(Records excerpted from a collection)

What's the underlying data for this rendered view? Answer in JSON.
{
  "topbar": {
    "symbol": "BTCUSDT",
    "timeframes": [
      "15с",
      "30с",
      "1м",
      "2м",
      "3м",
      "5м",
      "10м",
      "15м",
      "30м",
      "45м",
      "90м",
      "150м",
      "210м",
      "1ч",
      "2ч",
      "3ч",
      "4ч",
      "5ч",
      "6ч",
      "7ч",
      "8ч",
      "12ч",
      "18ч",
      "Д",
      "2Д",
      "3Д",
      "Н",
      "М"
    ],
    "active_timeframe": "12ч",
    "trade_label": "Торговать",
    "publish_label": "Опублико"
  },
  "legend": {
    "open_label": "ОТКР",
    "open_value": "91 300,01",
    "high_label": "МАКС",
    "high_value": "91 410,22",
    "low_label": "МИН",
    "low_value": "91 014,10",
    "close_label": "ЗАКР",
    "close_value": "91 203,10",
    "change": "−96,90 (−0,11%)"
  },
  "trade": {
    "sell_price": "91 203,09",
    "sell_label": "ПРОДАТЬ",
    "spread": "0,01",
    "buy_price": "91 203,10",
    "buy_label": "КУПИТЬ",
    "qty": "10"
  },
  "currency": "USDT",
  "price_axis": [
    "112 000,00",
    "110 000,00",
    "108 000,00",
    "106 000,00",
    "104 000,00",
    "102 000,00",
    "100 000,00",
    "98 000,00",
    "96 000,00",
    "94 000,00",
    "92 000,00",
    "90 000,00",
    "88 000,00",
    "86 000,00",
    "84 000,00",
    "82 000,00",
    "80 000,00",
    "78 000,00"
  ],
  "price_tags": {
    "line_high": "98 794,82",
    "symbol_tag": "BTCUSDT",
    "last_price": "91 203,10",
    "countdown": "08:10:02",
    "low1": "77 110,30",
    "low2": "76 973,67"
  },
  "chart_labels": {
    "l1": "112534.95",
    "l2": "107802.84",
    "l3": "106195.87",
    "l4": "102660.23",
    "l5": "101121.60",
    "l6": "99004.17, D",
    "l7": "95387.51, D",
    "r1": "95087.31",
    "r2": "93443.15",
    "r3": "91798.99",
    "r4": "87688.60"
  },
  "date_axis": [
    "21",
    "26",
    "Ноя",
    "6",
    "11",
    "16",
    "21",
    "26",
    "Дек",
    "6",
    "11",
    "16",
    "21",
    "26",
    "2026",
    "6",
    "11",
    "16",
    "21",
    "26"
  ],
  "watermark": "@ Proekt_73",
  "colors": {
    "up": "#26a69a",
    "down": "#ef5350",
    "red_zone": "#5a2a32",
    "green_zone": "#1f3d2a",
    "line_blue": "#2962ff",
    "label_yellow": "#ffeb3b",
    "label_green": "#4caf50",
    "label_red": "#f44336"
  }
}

§ Exercise brief: Hand back the material above in full, exactly as written.

§ Expected answer:
What's the underlying data for this rendered view? Answer in JSON.
{
  "topbar": {
    "symbol": "BTCUSDT",
    "timeframes": [
      "15с",
      "30с",
      "1м",
      "2м",
      "3м",
      "5м",
      "10м",
      "15м",
      "30м",
      "45м",
      "90м",
      "150м",
      "210м",
      "1ч",
      "2ч",
      "3ч",
      "4ч",
      "5ч",
      "6ч",
      "7ч",
      "8ч",
      "12ч",
      "18ч",
      "Д",
      "2Д",
      "3Д",
      "Н",
      "М"
    ],
    "active_timeframe": "12ч",
    "trade_label": "Торговать",
    "publish_label": "Опублико"
  },
  "legend": {
    "open_label": "ОТКР",
    "open_value": "91 300,01",
    "high_label": "МАКС",
    "high_value": "91 410,22",
    "low_label": "МИН",
    "low_value": "91 014,10",
    "close_label": "ЗАКР",
    "close_value": "91 203,10",
    "change": "−96,90 (−0,11%)"
  },
  "trade": {
    "sell_price": "91 203,09",
    "sell_label": "ПРОДАТЬ",
    "spread": "0,01",
    "buy_price": "91 203,10",
    "buy_label": "КУПИТЬ",
    "qty": "10"
  },
  "currency": "USDT",
  "price_axis": [
    "112 000,00",
    "110 000,00",
    "108 000,00",
    "106 000,00",
    "104 000,00",
    "102 000,00",
    "100 000,00",
    "98 000,00",
    "96 000,00",
    "94 000,00",
    "92 000,00",
    "90 000,00",
    "88 000,00",
    "86 000,00",
    "84 000,00",
    "82 000,00",
    "80 000,00",
    "78 000,00"
  ],
  "price_tags": {
    "line_high": "98 794,82",
    "symbol_tag": "BTCUSDT",
    "last_price": "91 203,10",
    "countdown": "08:10:02",
    "low1": "77 110,30",
    "low2": "76 973,67"
  },
  "chart_labels": {
    "l1": "112534.95",
    "l2": "107802.84",
    "l3": "106195.87",
    "l4": "102660.23",
    "l5": "101121.60",
    "l6": "99004.17, D",
    "l7": "95387.51, D",
    "r1": "95087.31",
    "r2": "93443.15",
    "r3": "91798.99",
    "r4": "87688.60"
  },
  "date_axis": [
    "21",
    "26",
    "Ноя",
    "6",
    "11",
    "16",
    "21",
    "26",
    "Дек",
    "6",
    "11",
    "16",
    "21",
    "26",
    "2026",
    "6",
    "11",
    "16",
    "21",
    "26"
  ],
  "watermark": "@ Proekt_73",
  "colors": {
    "up": "#26a69a",
    "down": "#ef5350",
    "red_zone": "#5a2a32",
    "green_zone": "#1f3d2a",
    "line_blue": "#2962ff",
    "label_yellow": "#ffeb3b",
    "label_green": "#4caf50",
    "label_red": "#f44336"
  }
}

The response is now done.